» Working data
** Begin **

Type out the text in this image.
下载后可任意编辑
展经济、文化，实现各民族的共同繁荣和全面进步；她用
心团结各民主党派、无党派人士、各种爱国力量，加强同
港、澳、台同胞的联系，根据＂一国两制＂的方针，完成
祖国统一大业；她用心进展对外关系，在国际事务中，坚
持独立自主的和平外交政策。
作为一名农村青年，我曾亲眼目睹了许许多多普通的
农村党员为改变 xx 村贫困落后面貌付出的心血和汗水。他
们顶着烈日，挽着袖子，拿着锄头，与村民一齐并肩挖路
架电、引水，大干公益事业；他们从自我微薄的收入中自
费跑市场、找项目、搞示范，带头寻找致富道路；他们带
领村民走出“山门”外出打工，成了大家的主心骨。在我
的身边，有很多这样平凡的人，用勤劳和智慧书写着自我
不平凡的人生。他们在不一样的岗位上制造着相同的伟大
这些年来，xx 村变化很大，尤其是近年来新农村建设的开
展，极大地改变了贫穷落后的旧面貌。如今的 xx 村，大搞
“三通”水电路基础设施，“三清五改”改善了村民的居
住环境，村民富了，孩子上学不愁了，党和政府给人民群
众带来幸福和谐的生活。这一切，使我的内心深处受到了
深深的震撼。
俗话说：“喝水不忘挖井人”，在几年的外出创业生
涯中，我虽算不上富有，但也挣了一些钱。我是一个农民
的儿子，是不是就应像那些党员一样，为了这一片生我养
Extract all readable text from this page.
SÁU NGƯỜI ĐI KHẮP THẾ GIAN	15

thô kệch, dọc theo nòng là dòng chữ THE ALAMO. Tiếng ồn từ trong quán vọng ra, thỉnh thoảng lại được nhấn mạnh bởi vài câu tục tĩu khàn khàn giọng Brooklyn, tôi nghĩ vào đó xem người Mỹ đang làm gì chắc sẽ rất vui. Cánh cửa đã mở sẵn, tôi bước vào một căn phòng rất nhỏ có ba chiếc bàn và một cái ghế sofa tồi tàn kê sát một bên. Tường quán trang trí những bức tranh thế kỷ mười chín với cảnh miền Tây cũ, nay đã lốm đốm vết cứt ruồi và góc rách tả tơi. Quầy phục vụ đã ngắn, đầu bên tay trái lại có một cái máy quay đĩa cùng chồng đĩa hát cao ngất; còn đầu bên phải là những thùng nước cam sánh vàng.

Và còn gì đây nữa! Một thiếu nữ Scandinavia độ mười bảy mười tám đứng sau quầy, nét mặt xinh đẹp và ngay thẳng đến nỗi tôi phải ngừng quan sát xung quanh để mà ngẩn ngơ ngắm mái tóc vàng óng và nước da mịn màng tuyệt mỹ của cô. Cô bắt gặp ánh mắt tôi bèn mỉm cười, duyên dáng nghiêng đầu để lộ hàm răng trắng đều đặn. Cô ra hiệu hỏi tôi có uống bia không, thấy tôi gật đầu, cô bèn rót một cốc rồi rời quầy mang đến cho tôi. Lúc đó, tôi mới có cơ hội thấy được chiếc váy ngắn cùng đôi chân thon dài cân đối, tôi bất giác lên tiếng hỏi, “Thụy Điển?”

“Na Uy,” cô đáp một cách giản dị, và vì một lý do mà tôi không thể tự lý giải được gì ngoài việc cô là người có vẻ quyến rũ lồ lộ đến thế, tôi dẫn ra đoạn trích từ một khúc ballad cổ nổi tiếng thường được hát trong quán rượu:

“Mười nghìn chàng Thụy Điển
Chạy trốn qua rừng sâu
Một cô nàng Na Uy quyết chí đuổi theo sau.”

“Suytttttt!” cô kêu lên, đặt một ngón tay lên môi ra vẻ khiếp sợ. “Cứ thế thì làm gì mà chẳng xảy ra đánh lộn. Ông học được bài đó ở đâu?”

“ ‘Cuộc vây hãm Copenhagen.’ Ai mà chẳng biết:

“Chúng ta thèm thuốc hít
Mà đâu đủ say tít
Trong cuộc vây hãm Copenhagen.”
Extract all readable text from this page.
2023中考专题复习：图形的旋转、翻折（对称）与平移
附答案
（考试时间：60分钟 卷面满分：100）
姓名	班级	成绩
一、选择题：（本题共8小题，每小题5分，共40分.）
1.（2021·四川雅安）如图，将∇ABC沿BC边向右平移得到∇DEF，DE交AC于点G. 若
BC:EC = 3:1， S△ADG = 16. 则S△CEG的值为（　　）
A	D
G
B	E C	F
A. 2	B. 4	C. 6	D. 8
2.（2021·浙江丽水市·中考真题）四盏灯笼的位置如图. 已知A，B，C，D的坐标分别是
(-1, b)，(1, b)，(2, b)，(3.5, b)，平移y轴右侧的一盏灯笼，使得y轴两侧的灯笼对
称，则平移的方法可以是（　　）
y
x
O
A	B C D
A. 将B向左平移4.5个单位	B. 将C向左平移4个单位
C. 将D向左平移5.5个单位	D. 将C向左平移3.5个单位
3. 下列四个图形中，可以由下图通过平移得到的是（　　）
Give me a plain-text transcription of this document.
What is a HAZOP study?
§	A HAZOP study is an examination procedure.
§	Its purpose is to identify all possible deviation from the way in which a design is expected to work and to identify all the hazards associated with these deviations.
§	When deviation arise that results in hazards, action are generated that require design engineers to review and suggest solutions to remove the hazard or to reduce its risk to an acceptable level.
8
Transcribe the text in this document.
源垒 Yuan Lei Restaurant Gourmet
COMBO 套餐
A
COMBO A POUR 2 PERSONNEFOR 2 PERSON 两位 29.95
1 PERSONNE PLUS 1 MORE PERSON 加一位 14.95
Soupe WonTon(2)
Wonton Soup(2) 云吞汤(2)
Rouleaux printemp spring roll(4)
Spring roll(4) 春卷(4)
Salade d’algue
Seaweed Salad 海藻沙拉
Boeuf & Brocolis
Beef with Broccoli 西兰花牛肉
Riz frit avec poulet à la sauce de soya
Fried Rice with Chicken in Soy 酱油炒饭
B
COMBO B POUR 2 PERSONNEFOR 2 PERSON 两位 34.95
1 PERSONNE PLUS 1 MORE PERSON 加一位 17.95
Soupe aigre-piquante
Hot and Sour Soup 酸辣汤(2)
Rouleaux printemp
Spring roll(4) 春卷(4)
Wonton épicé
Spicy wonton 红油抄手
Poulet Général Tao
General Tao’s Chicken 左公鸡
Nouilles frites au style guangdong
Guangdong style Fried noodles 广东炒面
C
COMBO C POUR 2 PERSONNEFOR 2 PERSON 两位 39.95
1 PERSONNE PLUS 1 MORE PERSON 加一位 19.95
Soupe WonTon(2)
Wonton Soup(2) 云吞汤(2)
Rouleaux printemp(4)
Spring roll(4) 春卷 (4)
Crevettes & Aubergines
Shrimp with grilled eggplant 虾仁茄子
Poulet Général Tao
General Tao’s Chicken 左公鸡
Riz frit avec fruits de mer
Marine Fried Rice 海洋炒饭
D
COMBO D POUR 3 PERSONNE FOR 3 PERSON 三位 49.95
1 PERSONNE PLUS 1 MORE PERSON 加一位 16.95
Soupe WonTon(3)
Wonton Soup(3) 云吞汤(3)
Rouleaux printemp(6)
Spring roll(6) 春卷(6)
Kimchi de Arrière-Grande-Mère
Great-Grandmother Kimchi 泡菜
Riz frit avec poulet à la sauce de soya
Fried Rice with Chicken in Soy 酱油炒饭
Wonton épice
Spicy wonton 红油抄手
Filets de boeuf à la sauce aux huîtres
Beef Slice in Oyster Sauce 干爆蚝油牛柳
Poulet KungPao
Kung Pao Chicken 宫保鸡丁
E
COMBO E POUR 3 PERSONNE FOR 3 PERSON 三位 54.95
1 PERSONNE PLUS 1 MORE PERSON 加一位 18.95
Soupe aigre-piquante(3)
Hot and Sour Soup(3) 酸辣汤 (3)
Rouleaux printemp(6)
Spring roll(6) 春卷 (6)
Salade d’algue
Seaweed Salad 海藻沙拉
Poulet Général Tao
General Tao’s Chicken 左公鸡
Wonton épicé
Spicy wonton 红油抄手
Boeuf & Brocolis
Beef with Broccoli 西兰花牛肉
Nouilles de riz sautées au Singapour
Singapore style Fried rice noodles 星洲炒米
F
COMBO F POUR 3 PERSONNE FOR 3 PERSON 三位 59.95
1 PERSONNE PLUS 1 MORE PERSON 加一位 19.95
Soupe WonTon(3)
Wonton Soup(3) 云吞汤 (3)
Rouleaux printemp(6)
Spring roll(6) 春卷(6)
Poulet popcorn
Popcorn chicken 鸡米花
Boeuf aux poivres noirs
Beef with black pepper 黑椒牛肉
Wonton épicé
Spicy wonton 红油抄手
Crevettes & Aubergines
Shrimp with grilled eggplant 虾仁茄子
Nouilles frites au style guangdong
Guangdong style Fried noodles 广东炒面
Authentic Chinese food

** End **

» Task to carry out
The lines to collect are those holding the string "Sour"; copy them all.

» Result for this task
Hot and Sour Soup 酸辣汤(2)
Hot and Sour Soup(3) 酸辣汤 (3)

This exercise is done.